Written task
Search the material for "MCLR" and show all lines that contain it.

* Start Input data *

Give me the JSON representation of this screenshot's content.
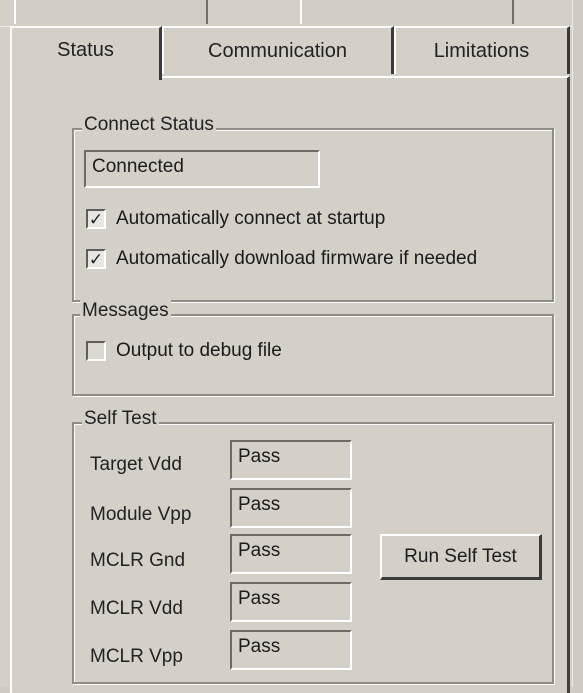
{
  "tabs": [
    {
      "label": "Status",
      "active": true
    },
    {
      "label": "Communication",
      "active": false
    },
    {
      "label": "Limitations",
      "active": false
    }
  ],
  "connect_status": {
    "title": "Connect Status",
    "status_value": "Connected",
    "auto_connect": {
      "label": "Automatically connect at startup",
      "checked": true
    },
    "auto_download": {
      "label": "Automatically download firmware if needed",
      "checked": true
    }
  },
  "messages": {
    "title": "Messages",
    "debug_output": {
      "label": "Output to debug file",
      "checked": false
    }
  },
  "self_test": {
    "title": "Self Test",
    "rows": [
      {
        "label": "Target Vdd",
        "value": "Pass"
      },
      {
        "label": "Module Vpp",
        "value": "Pass"
      },
      {
        "label": "MCLR Gnd",
        "value": "Pass"
      },
      {
        "label": "MCLR Vdd",
        "value": "Pass"
      },
      {
        "label": "MCLR Vpp",
        "value": "Pass"
      }
    ],
    "run_button": "Run Self Test"
  }
}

* End Input data *

Exercise output
        "label": "MCLR Gnd",
        "label": "MCLR Vdd",
        "label": "MCLR Vpp",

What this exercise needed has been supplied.